**Short task**. Retype all the records with nothing changed.

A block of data
▶
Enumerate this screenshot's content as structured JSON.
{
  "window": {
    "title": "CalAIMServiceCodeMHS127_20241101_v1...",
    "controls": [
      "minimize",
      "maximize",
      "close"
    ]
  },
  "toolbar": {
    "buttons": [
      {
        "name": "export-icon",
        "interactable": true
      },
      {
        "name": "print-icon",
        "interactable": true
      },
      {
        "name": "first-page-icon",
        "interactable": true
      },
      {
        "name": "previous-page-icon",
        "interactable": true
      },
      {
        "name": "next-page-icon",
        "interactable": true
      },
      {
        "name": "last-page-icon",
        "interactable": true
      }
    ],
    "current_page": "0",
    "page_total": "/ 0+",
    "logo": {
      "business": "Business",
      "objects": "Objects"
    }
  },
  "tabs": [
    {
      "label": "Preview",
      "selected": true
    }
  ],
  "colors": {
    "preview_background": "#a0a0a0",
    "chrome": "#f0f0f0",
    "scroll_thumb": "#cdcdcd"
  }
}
◀
**The result**.
Enumerate this screenshot's content as structured JSON.
{
  "window": {
    "title": "CalAIMServiceCodeMHS127_20241101_v1...",
    "controls": [
      "minimize",
      "maximize",
      "close"
    ]
  },
  "toolbar": {
    "buttons": [
      {
        "name": "export-icon",
        "interactable": true
      },
      {
        "name": "print-icon",
        "interactable": true
      },
      {
        "name": "first-page-icon",
        "interactable": true
      },
      {
        "name": "previous-page-icon",
        "interactable": true
      },
      {
        "name": "next-page-icon",
        "interactable": true
      },
      {
        "name": "last-page-icon",
        "interactable": true
      }
    ],
    "current_page": "0",
    "page_total": "/ 0+",
    "logo": {
      "business": "Business",
      "objects": "Objects"
    }
  },
  "tabs": [
    {
      "label": "Preview",
      "selected": true
    }
  ],
  "colors": {
    "preview_background": "#a0a0a0",
    "chrome": "#f0f0f0",
    "scroll_thumb": "#cdcdcd"
  }
}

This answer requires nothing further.